* start *
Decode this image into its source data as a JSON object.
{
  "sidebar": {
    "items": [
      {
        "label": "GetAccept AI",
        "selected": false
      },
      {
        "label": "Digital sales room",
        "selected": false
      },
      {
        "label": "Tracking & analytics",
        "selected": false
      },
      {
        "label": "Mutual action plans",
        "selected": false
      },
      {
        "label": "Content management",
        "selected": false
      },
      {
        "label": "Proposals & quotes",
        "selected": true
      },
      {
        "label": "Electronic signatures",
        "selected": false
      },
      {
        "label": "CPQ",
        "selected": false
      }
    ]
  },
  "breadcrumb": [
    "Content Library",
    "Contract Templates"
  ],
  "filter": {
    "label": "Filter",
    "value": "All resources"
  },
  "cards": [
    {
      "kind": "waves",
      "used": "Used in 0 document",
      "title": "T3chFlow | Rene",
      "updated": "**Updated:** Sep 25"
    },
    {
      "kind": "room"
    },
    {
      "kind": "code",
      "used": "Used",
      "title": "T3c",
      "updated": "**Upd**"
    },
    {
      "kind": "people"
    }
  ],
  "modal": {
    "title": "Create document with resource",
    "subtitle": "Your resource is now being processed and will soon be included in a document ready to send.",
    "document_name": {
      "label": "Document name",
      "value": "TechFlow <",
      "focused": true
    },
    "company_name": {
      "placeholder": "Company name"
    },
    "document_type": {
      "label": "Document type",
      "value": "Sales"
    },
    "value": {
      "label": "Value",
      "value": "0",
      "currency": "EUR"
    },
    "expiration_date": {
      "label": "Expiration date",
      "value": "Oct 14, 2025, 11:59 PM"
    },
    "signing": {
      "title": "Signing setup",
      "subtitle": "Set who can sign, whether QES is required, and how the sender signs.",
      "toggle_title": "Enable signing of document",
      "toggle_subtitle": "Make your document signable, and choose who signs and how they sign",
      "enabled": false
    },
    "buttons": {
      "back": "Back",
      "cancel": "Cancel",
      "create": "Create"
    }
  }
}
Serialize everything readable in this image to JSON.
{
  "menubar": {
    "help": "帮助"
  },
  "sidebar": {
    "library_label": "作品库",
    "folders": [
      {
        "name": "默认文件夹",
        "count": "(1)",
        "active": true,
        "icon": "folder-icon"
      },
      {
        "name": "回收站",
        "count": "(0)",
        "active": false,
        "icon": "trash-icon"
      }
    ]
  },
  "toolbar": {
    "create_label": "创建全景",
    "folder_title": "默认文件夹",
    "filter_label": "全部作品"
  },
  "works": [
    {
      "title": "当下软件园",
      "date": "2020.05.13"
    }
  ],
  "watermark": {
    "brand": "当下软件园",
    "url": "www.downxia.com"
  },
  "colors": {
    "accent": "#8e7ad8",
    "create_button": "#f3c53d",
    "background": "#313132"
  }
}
* end *
Reproduce the listing in full. Keep it exactly as written.

Decode this image into its source data as a JSON object.
{
  "sidebar": {
    "items": [
      {
        "label": "GetAccept AI",
        "selected": false
      },
      {
        "label": "Digital sales room",
        "selected": false
      },
      {
        "label": "Tracking & analytics",
        "selected": false
      },
      {
        "label": "Mutual action plans",
        "selected": false
      },
      {
        "label": "Content management",
        "selected": false
      },
      {
        "label": "Proposals & quotes",
        "selected": true
      },
      {
        "label": "Electronic signatures",
        "selected": false
      },
      {
        "label": "CPQ",
        "selected": false
      }
    ]
  },
  "breadcrumb": [
    "Content Library",
    "Contract Templates"
  ],
  "filter": {
    "label": "Filter",
    "value": "All resources"
  },
  "cards": [
    {
      "kind": "waves",
      "used": "Used in 0 document",
      "title": "T3chFlow | Rene",
      "updated": "**Updated:** Sep 25"
    },
    {
      "kind": "room"
    },
    {
      "kind": "code",
      "used": "Used",
      "title": "T3c",
      "updated": "**Upd**"
    },
    {
      "kind": "people"
    }
  ],
  "modal": {
    "title": "Create document with resource",
    "subtitle": "Your resource is now being processed and will soon be included in a document ready to send.",
    "document_name": {
      "label": "Document name",
      "value": "TechFlow <",
      "focused": true
    },
    "company_name": {
      "placeholder": "Company name"
    },
    "document_type": {
      "label": "Document type",
      "value": "Sales"
    },
    "value": {
      "label": "Value",
      "value": "0",
      "currency": "EUR"
    },
    "expiration_date": {
      "label": "Expiration date",
      "value": "Oct 14, 2025, 11:59 PM"
    },
    "signing": {
      "title": "Signing setup",
      "subtitle": "Set who can sign, whether QES is required, and how the sender signs.",
      "toggle_title": "Enable signing of document",
      "toggle_subtitle": "Make your document signable, and choose who signs and how they sign",
      "enabled": false
    },
    "buttons": {
      "back": "Back",
      "cancel": "Cancel",
      "create": "Create"
    }
  }
}
Serialize everything readable in this image to JSON.
{
  "menubar": {
    "help": "帮助"
  },
  "sidebar": {
    "library_label": "作品库",
    "folders": [
      {
        "name": "默认文件夹",
        "count": "(1)",
        "active": true,
        "icon": "folder-icon"
      },
      {
        "name": "回收站",
        "count": "(0)",
        "active": false,
        "icon": "trash-icon"
      }
    ]
  },
  "toolbar": {
    "create_label": "创建全景",
    "folder_title": "默认文件夹",
    "filter_label": "全部作品"
  },
  "works": [
    {
      "title": "当下软件园",
      "date": "2020.05.13"
    }
  ],
  "watermark": {
    "brand": "当下软件园",
    "url": "www.downxia.com"
  },
  "colors": {
    "accent": "#8e7ad8",
    "create_button": "#f3c53d",
    "background": "#313132"
  }
}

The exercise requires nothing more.